— begin Records shown —
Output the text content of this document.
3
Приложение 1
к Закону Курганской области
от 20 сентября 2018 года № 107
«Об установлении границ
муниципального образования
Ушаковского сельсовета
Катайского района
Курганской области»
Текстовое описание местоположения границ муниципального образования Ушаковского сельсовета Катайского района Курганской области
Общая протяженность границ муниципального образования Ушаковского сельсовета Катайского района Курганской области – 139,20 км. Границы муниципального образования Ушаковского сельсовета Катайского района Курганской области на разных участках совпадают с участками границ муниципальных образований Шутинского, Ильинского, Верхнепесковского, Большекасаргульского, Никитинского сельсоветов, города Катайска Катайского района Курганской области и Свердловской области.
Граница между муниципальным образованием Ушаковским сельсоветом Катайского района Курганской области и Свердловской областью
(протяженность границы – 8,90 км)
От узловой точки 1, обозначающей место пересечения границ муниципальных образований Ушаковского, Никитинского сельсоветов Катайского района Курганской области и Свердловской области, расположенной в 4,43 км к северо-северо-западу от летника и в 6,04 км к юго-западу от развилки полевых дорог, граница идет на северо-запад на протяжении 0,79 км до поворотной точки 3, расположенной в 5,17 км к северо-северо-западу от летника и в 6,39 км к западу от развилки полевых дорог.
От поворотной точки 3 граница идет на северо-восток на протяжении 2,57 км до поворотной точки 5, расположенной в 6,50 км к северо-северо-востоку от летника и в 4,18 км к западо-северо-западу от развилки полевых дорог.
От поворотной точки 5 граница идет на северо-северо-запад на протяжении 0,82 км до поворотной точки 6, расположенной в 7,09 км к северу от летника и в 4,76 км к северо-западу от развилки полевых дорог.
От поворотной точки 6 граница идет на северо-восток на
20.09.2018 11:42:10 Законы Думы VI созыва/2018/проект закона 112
— end Records shown —
• Written task: Count all lines of the data that include "муниципального". The answer is the number alone.

• Complete output: 3